start DATA FOR THIS EXERCISE
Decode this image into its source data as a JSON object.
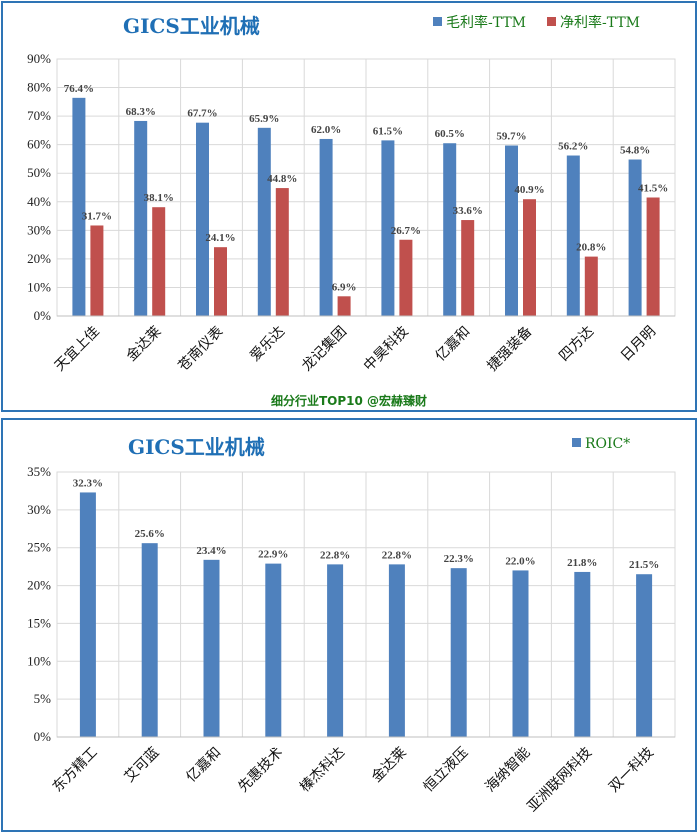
{
  "colors": {
    "blue": "#4f81bd",
    "red": "#c0504d",
    "grid": "#d9d9d9",
    "title": "#1f6fb5",
    "legend_text": "#1a7a1a",
    "border": "#2e74b5"
  },
  "chart_data": [
    {
      "type": "bar",
      "title": "GICS工业机械",
      "categories": [
        "天宜上佳",
        "金达莱",
        "苍南仪表",
        "爱乐达",
        "龙记集团",
        "中昊科技",
        "亿嘉和",
        "捷强装备",
        "四方达",
        "日月明"
      ],
      "series": [
        {
          "name": "毛利率-TTM",
          "values": [
            76.4,
            68.3,
            67.7,
            65.9,
            62.0,
            61.5,
            60.5,
            59.7,
            56.2,
            54.8
          ],
          "labels": [
            "76.4%",
            "68.3%",
            "67.7%",
            "65.9%",
            "62.0%",
            "61.5%",
            "60.5%",
            "59.7%",
            "56.2%",
            "54.8%"
          ]
        },
        {
          "name": "净利率-TTM",
          "values": [
            31.7,
            38.1,
            24.1,
            44.8,
            6.9,
            26.7,
            33.6,
            40.9,
            20.8,
            41.5
          ],
          "labels": [
            "31.7%",
            "38.1%",
            "24.1%",
            "44.8%",
            "6.9%",
            "26.7%",
            "33.6%",
            "40.9%",
            "20.8%",
            "41.5%"
          ]
        }
      ],
      "ylim": [
        0,
        90
      ],
      "yticks": [
        "0%",
        "10%",
        "20%",
        "30%",
        "40%",
        "50%",
        "60%",
        "70%",
        "80%",
        "90%"
      ],
      "grid": true,
      "legend_position": "top-right",
      "annotation": "细分行业TOP10 @宏赫臻财"
    },
    {
      "type": "bar",
      "title": "GICS工业机械",
      "categories": [
        "东方精工",
        "艾可蓝",
        "亿嘉和",
        "先惠技术",
        "榛杰科达",
        "金达莱",
        "恒立液压",
        "海纳智能",
        "亚洲联网科技",
        "双一科技"
      ],
      "series": [
        {
          "name": "ROIC*",
          "values": [
            32.3,
            25.6,
            23.4,
            22.9,
            22.8,
            22.8,
            22.3,
            22.0,
            21.8,
            21.5
          ],
          "labels": [
            "32.3%",
            "25.6%",
            "23.4%",
            "22.9%",
            "22.8%",
            "22.8%",
            "22.3%",
            "22.0%",
            "21.8%",
            "21.5%"
          ]
        }
      ],
      "ylim": [
        0,
        35
      ],
      "yticks": [
        "0%",
        "5%",
        "10%",
        "15%",
        "20%",
        "25%",
        "30%",
        "35%"
      ],
      "grid": true,
      "legend_position": "top-right"
    }
  ]
}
end DATA FOR THIS EXERCISE
WRITTEN TASK: Write out every line above exactly as it is, leaving out the pictures.

RESULT FOR THIS EXERCISE:
Decode this image into its source data as a JSON object.
{
  "colors": {
    "blue": "#4f81bd",
    "red": "#c0504d",
    "grid": "#d9d9d9",
    "title": "#1f6fb5",
    "legend_text": "#1a7a1a",
    "border": "#2e74b5"
  },
  "chart_data": [
    {
      "type": "bar",
      "title": "GICS工业机械",
      "categories": [
        "天宜上佳",
        "金达莱",
        "苍南仪表",
        "爱乐达",
        "龙记集团",
        "中昊科技",
        "亿嘉和",
        "捷强装备",
        "四方达",
        "日月明"
      ],
      "series": [
        {
          "name": "毛利率-TTM",
          "values": [
            76.4,
            68.3,
            67.7,
            65.9,
            62.0,
            61.5,
            60.5,
            59.7,
            56.2,
            54.8
          ],
          "labels": [
            "76.4%",
            "68.3%",
            "67.7%",
            "65.9%",
            "62.0%",
            "61.5%",
            "60.5%",
            "59.7%",
            "56.2%",
            "54.8%"
          ]
        },
        {
          "name": "净利率-TTM",
          "values": [
            31.7,
            38.1,
            24.1,
            44.8,
            6.9,
            26.7,
            33.6,
            40.9,
            20.8,
            41.5
          ],
          "labels": [
            "31.7%",
            "38.1%",
            "24.1%",
            "44.8%",
            "6.9%",
            "26.7%",
            "33.6%",
            "40.9%",
            "20.8%",
            "41.5%"
          ]
        }
      ],
      "ylim": [
        0,
        90
      ],
      "yticks": [
        "0%",
        "10%",
        "20%",
        "30%",
        "40%",
        "50%",
        "60%",
        "70%",
        "80%",
        "90%"
      ],
      "grid": true,
      "legend_position": "top-right",
      "annotation": "细分行业TOP10 @宏赫臻财"
    },
    {
      "type": "bar",
      "title": "GICS工业机械",
      "categories": [
        "东方精工",
        "艾可蓝",
        "亿嘉和",
        "先惠技术",
        "榛杰科达",
        "金达莱",
        "恒立液压",
        "海纳智能",
        "亚洲联网科技",
        "双一科技"
      ],
      "series": [
        {
          "name": "ROIC*",
          "values": [
            32.3,
            25.6,
            23.4,
            22.9,
            22.8,
            22.8,
            22.3,
            22.0,
            21.8,
            21.5
          ],
          "labels": [
            "32.3%",
            "25.6%",
            "23.4%",
            "22.9%",
            "22.8%",
            "22.8%",
            "22.3%",
            "22.0%",
            "21.8%",
            "21.5%"
          ]
        }
      ],
      "ylim": [
        0,
        35
      ],
      "yticks": [
        "0%",
        "5%",
        "10%",
        "15%",
        "20%",
        "25%",
        "30%",
        "35%"
      ],
      "grid": true,
      "legend_position": "top-right"
    }
  ]
}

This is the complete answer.